▸ **RECORDS FOR PROCESSING**
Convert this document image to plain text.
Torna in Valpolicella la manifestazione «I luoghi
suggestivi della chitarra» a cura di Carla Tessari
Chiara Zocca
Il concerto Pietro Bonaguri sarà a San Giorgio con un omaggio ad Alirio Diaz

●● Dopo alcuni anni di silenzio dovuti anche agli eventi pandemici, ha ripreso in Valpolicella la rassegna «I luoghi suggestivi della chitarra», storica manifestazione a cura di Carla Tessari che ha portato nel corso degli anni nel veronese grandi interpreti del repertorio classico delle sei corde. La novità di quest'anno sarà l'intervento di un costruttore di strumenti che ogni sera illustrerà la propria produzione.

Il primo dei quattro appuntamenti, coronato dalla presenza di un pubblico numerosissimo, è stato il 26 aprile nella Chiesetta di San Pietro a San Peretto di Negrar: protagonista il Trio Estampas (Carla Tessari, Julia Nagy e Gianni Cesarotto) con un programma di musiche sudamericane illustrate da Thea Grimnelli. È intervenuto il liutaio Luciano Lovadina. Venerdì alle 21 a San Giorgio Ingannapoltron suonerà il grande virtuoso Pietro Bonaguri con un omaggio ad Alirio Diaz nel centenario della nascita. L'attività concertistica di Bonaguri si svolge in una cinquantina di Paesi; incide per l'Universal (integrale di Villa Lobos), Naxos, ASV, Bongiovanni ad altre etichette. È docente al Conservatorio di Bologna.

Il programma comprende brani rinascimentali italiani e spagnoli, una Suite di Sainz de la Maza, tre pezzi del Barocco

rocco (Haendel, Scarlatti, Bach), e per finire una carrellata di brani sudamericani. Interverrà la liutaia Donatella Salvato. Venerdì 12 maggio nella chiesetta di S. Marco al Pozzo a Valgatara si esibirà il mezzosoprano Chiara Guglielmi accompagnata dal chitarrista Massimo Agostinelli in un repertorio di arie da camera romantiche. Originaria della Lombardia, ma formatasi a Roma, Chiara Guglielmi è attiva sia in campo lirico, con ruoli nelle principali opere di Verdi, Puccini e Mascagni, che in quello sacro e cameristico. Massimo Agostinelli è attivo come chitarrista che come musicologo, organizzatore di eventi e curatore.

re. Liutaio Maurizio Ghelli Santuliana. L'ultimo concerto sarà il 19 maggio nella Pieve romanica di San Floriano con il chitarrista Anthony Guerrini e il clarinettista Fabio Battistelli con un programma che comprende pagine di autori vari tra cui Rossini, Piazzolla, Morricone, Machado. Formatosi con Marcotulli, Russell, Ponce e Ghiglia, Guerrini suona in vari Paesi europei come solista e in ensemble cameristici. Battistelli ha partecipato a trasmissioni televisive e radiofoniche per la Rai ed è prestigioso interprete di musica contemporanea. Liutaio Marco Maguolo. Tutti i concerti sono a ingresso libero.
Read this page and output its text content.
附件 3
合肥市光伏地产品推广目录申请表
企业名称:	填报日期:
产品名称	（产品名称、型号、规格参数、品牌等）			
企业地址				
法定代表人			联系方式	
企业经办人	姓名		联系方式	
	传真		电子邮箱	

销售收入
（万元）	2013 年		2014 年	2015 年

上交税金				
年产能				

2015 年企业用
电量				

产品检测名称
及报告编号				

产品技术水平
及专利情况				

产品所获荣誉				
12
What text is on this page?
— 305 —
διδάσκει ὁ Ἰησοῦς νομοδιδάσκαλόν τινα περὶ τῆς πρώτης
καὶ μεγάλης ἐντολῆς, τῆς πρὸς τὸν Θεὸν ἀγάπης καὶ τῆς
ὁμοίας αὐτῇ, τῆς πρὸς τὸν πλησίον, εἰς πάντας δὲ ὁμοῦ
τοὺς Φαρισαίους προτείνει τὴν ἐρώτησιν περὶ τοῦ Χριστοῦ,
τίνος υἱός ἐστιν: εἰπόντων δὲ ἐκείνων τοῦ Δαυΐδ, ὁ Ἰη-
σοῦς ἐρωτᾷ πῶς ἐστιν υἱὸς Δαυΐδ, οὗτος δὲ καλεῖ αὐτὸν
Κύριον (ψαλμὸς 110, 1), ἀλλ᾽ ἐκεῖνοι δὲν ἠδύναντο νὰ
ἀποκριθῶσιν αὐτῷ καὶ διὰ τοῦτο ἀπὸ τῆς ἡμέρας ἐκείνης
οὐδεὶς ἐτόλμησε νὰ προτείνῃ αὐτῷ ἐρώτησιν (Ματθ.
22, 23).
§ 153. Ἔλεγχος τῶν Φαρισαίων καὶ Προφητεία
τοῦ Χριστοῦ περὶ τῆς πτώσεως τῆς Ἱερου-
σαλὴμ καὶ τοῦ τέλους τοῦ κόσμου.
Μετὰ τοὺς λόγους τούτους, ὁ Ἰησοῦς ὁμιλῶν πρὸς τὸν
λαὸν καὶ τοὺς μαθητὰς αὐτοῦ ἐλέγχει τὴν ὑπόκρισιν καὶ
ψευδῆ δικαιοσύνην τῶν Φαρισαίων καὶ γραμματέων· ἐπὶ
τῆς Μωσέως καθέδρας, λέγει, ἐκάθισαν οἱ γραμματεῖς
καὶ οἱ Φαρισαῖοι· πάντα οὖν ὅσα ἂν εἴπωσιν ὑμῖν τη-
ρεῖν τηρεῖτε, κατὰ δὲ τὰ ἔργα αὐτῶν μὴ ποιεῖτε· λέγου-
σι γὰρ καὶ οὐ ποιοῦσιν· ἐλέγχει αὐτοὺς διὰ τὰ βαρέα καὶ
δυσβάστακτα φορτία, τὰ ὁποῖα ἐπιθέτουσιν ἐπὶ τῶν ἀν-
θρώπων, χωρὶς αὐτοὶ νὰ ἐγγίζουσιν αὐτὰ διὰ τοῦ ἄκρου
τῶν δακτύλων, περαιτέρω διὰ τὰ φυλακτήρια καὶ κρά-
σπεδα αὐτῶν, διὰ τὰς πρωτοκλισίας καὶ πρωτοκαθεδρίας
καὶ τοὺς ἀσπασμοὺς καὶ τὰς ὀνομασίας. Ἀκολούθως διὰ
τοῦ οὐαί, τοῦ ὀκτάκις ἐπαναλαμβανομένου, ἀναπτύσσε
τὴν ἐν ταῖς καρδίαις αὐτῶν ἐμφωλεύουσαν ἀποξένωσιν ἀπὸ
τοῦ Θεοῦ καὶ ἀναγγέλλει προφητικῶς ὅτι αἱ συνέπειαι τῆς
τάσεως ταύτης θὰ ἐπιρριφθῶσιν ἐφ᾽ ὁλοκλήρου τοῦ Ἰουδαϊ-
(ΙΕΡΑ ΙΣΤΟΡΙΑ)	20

▸ **TASK BRIEF**
Type out all of the material again, word for word.

▸ **WORKED SOLUTION**
Convert this document image to plain text.
Torna in Valpolicella la manifestazione «I luoghi
suggestivi della chitarra» a cura di Carla Tessari
Chiara Zocca
Il concerto Pietro Bonaguri sarà a San Giorgio con un omaggio ad Alirio Diaz

●● Dopo alcuni anni di silenzio dovuti anche agli eventi pandemici, ha ripreso in Valpolicella la rassegna «I luoghi suggestivi della chitarra», storica manifestazione a cura di Carla Tessari che ha portato nel corso degli anni nel veronese grandi interpreti del repertorio classico delle sei corde. La novità di quest'anno sarà l'intervento di un costruttore di strumenti che ogni sera illustrerà la propria produzione.

Il primo dei quattro appuntamenti, coronato dalla presenza di un pubblico numerosissimo, è stato il 26 aprile nella Chiesetta di San Pietro a San Peretto di Negrar: protagonista il Trio Estampas (Carla Tessari, Julia Nagy e Gianni Cesarotto) con un programma di musiche sudamericane illustrate da Thea Grimnelli. È intervenuto il liutaio Luciano Lovadina. Venerdì alle 21 a San Giorgio Ingannapoltron suonerà il grande virtuoso Pietro Bonaguri con un omaggio ad Alirio Diaz nel centenario della nascita. L'attività concertistica di Bonaguri si svolge in una cinquantina di Paesi; incide per l'Universal (integrale di Villa Lobos), Naxos, ASV, Bongiovanni ad altre etichette. È docente al Conservatorio di Bologna.

Il programma comprende brani rinascimentali italiani e spagnoli, una Suite di Sainz de la Maza, tre pezzi del Barocco

rocco (Haendel, Scarlatti, Bach), e per finire una carrellata di brani sudamericani. Interverrà la liutaia Donatella Salvato. Venerdì 12 maggio nella chiesetta di S. Marco al Pozzo a Valgatara si esibirà il mezzosoprano Chiara Guglielmi accompagnata dal chitarrista Massimo Agostinelli in un repertorio di arie da camera romantiche. Originaria della Lombardia, ma formatasi a Roma, Chiara Guglielmi è attiva sia in campo lirico, con ruoli nelle principali opere di Verdi, Puccini e Mascagni, che in quello sacro e cameristico. Massimo Agostinelli è attivo come chitarrista che come musicologo, organizzatore di eventi e curatore.

re. Liutaio Maurizio Ghelli Santuliana. L'ultimo concerto sarà il 19 maggio nella Pieve romanica di San Floriano con il chitarrista Anthony Guerrini e il clarinettista Fabio Battistelli con un programma che comprende pagine di autori vari tra cui Rossini, Piazzolla, Morricone, Machado. Formatosi con Marcotulli, Russell, Ponce e Ghiglia, Guerrini suona in vari Paesi europei come solista e in ensemble cameristici. Battistelli ha partecipato a trasmissioni televisive e radiofoniche per la Rai ed è prestigioso interprete di musica contemporanea. Liutaio Marco Maguolo. Tutti i concerti sono a ingresso libero.
Read this page and output its text content.
附件 3
合肥市光伏地产品推广目录申请表
企业名称:	填报日期:
产品名称	（产品名称、型号、规格参数、品牌等）			
企业地址				
法定代表人			联系方式	
企业经办人	姓名		联系方式	
	传真		电子邮箱	

销售收入
（万元）	2013 年		2014 年	2015 年

上交税金				
年产能				

2015 年企业用
电量				

产品检测名称
及报告编号				

产品技术水平
及专利情况				

产品所获荣誉				
12
What text is on this page?
— 305 —
διδάσκει ὁ Ἰησοῦς νομοδιδάσκαλόν τινα περὶ τῆς πρώτης
καὶ μεγάλης ἐντολῆς, τῆς πρὸς τὸν Θεὸν ἀγάπης καὶ τῆς
ὁμοίας αὐτῇ, τῆς πρὸς τὸν πλησίον, εἰς πάντας δὲ ὁμοῦ
τοὺς Φαρισαίους προτείνει τὴν ἐρώτησιν περὶ τοῦ Χριστοῦ,
τίνος υἱός ἐστιν: εἰπόντων δὲ ἐκείνων τοῦ Δαυΐδ, ὁ Ἰη-
σοῦς ἐρωτᾷ πῶς ἐστιν υἱὸς Δαυΐδ, οὗτος δὲ καλεῖ αὐτὸν
Κύριον (ψαλμὸς 110, 1), ἀλλ᾽ ἐκεῖνοι δὲν ἠδύναντο νὰ
ἀποκριθῶσιν αὐτῷ καὶ διὰ τοῦτο ἀπὸ τῆς ἡμέρας ἐκείνης
οὐδεὶς ἐτόλμησε νὰ προτείνῃ αὐτῷ ἐρώτησιν (Ματθ.
22, 23).
§ 153. Ἔλεγχος τῶν Φαρισαίων καὶ Προφητεία
τοῦ Χριστοῦ περὶ τῆς πτώσεως τῆς Ἱερου-
σαλὴμ καὶ τοῦ τέλους τοῦ κόσμου.
Μετὰ τοὺς λόγους τούτους, ὁ Ἰησοῦς ὁμιλῶν πρὸς τὸν
λαὸν καὶ τοὺς μαθητὰς αὐτοῦ ἐλέγχει τὴν ὑπόκρισιν καὶ
ψευδῆ δικαιοσύνην τῶν Φαρισαίων καὶ γραμματέων· ἐπὶ
τῆς Μωσέως καθέδρας, λέγει, ἐκάθισαν οἱ γραμματεῖς
καὶ οἱ Φαρισαῖοι· πάντα οὖν ὅσα ἂν εἴπωσιν ὑμῖν τη-
ρεῖν τηρεῖτε, κατὰ δὲ τὰ ἔργα αὐτῶν μὴ ποιεῖτε· λέγου-
σι γὰρ καὶ οὐ ποιοῦσιν· ἐλέγχει αὐτοὺς διὰ τὰ βαρέα καὶ
δυσβάστακτα φορτία, τὰ ὁποῖα ἐπιθέτουσιν ἐπὶ τῶν ἀν-
θρώπων, χωρὶς αὐτοὶ νὰ ἐγγίζουσιν αὐτὰ διὰ τοῦ ἄκρου
τῶν δακτύλων, περαιτέρω διὰ τὰ φυλακτήρια καὶ κρά-
σπεδα αὐτῶν, διὰ τὰς πρωτοκλισίας καὶ πρωτοκαθεδρίας
καὶ τοὺς ἀσπασμοὺς καὶ τὰς ὀνομασίας. Ἀκολούθως διὰ
τοῦ οὐαί, τοῦ ὀκτάκις ἐπαναλαμβανομένου, ἀναπτύσσε
τὴν ἐν ταῖς καρδίαις αὐτῶν ἐμφωλεύουσαν ἀποξένωσιν ἀπὸ
τοῦ Θεοῦ καὶ ἀναγγέλλει προφητικῶς ὅτι αἱ συνέπειαι τῆς
τάσεως ταύτης θὰ ἐπιρριφθῶσιν ἐφ᾽ ὁλοκλήρου τοῦ Ἰουδαϊ-
(ΙΕΡΑ ΙΣΤΟΡΙΑ)	20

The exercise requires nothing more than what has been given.